From the listing below, return each line that includes "Stati".

start RAW RECORDS

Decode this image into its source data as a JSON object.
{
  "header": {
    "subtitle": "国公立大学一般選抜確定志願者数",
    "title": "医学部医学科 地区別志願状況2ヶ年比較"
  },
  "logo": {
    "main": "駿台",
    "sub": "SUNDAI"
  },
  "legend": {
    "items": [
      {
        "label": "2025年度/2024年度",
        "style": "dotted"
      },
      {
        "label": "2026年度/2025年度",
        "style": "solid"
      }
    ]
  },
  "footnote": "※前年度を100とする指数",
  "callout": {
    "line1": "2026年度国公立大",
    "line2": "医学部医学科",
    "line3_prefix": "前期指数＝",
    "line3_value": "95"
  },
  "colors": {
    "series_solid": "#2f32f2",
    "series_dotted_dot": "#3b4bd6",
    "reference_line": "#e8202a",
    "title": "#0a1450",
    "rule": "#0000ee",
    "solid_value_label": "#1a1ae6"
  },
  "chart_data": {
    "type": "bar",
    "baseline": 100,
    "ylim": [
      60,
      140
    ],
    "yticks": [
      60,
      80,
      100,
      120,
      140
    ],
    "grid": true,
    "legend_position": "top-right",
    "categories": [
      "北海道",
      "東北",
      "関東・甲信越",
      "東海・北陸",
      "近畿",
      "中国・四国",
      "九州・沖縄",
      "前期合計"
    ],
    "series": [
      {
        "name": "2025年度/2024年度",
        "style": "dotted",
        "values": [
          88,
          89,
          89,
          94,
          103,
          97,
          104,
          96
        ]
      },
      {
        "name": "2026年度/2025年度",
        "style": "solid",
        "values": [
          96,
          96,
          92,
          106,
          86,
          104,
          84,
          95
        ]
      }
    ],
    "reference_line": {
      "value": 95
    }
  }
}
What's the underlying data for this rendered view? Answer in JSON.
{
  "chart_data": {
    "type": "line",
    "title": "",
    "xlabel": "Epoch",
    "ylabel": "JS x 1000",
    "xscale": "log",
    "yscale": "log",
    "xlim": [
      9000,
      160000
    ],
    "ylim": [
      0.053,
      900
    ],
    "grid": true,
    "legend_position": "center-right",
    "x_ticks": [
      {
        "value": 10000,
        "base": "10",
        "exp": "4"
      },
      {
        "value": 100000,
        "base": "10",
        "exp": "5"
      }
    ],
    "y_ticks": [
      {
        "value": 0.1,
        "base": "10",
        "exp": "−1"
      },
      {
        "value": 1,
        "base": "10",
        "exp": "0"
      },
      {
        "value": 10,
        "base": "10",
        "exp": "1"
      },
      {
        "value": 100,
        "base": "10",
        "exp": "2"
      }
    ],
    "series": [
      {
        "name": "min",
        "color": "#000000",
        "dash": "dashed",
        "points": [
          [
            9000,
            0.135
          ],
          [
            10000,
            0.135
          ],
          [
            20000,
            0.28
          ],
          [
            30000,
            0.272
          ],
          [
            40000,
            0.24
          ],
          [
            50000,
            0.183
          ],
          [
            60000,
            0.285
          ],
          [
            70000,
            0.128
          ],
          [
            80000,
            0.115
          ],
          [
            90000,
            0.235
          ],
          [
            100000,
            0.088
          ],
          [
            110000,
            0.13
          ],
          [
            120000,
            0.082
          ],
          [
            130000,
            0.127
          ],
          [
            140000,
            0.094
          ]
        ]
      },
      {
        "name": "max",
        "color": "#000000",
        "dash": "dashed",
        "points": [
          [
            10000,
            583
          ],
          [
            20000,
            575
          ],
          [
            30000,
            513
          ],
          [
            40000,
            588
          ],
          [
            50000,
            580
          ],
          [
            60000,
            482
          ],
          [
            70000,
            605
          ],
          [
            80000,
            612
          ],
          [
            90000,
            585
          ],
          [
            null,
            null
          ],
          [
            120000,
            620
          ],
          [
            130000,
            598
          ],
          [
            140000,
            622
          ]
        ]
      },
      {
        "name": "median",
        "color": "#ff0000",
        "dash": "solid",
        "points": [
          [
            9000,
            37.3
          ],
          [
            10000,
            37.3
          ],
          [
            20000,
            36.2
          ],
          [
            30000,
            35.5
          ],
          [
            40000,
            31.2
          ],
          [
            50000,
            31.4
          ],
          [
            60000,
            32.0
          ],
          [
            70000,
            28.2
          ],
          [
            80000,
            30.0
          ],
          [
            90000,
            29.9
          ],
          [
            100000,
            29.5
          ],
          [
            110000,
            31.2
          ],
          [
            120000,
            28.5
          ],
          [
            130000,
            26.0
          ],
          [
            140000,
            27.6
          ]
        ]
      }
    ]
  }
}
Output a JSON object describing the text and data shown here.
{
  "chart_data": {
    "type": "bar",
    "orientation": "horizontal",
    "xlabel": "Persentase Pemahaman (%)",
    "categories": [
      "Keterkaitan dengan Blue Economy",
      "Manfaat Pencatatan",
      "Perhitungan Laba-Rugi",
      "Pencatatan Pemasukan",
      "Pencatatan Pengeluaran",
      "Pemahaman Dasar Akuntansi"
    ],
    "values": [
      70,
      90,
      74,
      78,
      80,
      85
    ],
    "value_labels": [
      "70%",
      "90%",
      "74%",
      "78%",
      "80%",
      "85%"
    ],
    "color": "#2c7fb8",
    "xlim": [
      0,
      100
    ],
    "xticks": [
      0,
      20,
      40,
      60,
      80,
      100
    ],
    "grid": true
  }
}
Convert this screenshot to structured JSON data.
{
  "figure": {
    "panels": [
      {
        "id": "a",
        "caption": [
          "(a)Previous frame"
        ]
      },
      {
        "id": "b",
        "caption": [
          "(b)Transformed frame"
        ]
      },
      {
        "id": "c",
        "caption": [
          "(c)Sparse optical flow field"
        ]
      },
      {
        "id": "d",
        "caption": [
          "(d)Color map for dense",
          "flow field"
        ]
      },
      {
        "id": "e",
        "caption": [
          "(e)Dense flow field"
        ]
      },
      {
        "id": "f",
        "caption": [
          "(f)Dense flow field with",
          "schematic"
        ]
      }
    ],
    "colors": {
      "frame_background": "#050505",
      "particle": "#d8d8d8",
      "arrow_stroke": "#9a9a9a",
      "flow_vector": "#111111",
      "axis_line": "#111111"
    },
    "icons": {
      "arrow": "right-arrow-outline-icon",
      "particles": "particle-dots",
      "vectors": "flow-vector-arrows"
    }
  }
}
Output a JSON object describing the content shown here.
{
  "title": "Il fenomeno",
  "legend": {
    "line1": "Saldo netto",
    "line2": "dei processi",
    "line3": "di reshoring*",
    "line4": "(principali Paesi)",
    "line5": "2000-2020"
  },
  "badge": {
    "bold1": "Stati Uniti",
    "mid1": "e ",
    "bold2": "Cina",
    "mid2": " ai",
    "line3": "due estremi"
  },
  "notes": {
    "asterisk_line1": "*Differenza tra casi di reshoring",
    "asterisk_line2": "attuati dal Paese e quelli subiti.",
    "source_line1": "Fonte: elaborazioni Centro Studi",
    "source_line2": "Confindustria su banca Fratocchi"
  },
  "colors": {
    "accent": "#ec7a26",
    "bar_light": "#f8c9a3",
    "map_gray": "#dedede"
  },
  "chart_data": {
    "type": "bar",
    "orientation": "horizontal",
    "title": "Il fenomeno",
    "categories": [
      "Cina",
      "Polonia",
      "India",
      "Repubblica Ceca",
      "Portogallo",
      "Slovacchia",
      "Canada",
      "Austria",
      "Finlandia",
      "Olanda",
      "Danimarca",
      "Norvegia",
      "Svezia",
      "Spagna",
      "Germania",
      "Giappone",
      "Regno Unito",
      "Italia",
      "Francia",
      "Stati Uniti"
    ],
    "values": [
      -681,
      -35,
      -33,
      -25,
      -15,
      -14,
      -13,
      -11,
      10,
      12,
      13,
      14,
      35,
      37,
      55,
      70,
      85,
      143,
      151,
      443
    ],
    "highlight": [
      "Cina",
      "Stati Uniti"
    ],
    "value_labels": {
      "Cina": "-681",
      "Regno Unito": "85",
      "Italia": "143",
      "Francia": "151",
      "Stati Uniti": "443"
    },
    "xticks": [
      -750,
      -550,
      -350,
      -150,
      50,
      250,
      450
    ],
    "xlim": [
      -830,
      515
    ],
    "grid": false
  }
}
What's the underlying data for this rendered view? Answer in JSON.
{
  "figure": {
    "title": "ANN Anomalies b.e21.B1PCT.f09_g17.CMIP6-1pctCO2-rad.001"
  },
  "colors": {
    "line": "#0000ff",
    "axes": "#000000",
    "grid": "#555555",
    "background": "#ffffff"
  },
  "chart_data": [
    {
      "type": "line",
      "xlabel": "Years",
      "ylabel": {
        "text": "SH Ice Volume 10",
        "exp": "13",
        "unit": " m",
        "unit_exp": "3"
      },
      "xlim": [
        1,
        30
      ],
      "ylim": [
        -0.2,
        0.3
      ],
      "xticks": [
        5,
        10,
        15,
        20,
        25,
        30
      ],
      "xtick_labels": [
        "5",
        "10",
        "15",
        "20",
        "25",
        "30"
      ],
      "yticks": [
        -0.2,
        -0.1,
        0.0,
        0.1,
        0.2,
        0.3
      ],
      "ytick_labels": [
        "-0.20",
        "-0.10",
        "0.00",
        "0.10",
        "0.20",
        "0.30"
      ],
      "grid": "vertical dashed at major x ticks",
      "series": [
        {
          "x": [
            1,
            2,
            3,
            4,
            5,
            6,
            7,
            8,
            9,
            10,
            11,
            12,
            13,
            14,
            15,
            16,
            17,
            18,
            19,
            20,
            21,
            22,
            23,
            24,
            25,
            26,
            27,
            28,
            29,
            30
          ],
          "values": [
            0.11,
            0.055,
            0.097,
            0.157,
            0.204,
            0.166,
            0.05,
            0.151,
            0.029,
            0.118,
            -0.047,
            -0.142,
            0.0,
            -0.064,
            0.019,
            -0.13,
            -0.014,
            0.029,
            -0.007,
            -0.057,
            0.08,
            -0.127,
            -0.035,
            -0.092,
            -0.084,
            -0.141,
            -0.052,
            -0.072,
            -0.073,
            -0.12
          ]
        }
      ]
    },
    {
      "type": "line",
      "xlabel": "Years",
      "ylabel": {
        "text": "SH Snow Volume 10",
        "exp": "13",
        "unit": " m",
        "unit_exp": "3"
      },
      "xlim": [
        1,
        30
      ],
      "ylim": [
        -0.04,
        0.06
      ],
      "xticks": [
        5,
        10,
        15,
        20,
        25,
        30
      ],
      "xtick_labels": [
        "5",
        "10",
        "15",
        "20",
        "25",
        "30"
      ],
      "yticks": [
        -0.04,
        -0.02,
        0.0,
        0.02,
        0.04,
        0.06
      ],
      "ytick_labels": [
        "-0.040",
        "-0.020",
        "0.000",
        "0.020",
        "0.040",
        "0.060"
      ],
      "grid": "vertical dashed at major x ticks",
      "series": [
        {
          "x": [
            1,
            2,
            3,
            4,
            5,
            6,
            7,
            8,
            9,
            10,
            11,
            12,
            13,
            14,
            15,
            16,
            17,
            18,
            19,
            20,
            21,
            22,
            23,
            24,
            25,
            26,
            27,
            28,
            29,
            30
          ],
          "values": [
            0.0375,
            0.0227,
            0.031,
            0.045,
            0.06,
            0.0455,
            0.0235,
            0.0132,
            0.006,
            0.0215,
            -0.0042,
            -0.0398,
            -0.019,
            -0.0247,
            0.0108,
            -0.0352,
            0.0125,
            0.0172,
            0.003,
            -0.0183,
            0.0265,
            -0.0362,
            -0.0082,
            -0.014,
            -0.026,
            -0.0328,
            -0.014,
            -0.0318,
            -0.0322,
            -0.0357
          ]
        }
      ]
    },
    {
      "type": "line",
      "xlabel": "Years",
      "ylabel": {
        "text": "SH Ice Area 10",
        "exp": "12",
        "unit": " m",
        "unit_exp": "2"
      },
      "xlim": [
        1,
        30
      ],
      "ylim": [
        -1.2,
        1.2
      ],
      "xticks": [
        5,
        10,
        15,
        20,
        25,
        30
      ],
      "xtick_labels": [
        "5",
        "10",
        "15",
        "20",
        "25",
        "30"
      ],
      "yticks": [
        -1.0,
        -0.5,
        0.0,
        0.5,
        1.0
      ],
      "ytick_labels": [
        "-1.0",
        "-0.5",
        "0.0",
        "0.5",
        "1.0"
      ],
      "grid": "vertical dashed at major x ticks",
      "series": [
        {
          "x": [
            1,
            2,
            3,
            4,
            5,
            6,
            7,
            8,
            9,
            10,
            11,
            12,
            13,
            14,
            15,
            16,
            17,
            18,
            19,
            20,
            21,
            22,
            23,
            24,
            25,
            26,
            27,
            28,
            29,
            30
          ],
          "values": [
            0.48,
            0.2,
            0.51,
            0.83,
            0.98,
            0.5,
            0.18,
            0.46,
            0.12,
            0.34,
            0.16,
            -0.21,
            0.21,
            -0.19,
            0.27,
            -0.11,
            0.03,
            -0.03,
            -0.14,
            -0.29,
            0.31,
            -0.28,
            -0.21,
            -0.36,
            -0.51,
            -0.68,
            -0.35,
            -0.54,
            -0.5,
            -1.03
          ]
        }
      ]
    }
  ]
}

end RAW RECORDS

#### FINAL RESULT:
    "bold1": "Stati Uniti",
      "Stati Uniti"
      "Stati Uniti"
      "Stati Uniti": "443"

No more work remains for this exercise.